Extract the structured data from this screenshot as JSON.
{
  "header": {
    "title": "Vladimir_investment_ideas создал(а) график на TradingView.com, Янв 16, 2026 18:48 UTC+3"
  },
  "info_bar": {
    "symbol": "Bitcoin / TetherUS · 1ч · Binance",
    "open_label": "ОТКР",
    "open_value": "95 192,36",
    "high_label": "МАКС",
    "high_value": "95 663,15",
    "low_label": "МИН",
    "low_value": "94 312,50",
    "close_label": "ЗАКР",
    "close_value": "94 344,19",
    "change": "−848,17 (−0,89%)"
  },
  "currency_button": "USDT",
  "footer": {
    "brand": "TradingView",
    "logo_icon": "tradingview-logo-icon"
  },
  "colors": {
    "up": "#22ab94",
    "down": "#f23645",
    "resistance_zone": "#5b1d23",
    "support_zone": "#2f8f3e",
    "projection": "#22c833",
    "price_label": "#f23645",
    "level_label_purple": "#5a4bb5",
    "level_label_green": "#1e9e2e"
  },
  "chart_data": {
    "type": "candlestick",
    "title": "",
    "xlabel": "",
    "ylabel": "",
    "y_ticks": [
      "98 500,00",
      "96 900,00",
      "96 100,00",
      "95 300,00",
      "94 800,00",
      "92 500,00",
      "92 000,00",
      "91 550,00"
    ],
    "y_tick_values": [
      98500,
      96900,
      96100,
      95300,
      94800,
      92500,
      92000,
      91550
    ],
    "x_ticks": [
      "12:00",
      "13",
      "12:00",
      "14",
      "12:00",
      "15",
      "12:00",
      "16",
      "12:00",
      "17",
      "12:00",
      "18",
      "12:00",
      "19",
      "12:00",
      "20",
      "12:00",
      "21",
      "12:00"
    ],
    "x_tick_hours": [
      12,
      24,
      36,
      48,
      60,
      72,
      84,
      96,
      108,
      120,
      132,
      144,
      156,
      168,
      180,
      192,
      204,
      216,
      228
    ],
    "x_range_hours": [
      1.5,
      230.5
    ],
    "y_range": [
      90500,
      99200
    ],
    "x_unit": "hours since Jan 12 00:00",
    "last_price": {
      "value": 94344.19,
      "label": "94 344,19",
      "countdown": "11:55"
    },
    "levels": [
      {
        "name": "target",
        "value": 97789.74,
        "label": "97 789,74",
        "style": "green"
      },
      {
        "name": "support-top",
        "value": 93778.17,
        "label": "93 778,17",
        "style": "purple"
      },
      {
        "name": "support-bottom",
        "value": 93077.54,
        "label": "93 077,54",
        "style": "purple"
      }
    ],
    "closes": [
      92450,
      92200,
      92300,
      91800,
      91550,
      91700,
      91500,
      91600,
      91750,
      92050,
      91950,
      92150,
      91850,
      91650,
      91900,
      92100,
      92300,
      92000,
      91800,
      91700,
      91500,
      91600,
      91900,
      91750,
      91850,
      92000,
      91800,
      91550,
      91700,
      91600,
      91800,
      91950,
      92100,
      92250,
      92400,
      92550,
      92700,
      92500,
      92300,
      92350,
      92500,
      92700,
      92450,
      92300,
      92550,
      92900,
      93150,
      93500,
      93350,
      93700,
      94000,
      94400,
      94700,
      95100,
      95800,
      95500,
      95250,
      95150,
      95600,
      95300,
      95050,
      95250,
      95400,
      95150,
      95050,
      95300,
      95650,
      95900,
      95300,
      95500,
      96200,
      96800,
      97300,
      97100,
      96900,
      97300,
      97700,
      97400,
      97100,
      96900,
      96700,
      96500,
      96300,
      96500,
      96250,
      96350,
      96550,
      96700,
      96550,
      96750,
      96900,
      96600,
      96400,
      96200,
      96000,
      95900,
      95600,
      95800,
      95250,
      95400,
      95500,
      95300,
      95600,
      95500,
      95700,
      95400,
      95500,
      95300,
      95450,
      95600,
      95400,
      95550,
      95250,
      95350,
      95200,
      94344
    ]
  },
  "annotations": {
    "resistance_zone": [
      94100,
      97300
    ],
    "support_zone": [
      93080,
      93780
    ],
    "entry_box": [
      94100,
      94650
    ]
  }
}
■ ■ ■ ■ ■ ■ ■
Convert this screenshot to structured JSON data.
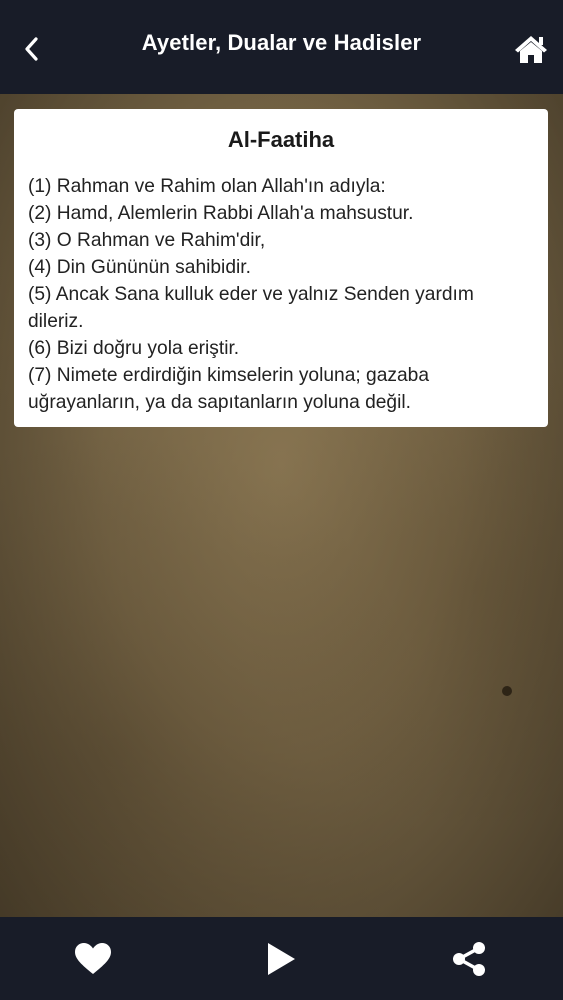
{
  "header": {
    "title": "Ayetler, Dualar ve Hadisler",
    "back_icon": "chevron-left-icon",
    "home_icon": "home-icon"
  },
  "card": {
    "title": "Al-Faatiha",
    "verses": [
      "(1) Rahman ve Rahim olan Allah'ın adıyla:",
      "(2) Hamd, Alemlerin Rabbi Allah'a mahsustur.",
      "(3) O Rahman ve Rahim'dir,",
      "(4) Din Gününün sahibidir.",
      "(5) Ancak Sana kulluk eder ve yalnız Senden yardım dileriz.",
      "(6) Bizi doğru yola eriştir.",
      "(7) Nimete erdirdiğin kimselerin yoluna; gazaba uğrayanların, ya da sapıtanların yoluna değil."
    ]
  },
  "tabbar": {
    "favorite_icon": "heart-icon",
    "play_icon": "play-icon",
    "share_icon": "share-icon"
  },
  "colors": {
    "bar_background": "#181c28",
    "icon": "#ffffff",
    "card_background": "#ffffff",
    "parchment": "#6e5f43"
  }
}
■ ■ ■ ■ ■ ■ ■
From the entries above, return each line with the word "structured" in it.

OUTPUT OF THE EXERCISE:
Extract the structured data from this screenshot as JSON.
Convert this screenshot to structured JSON data.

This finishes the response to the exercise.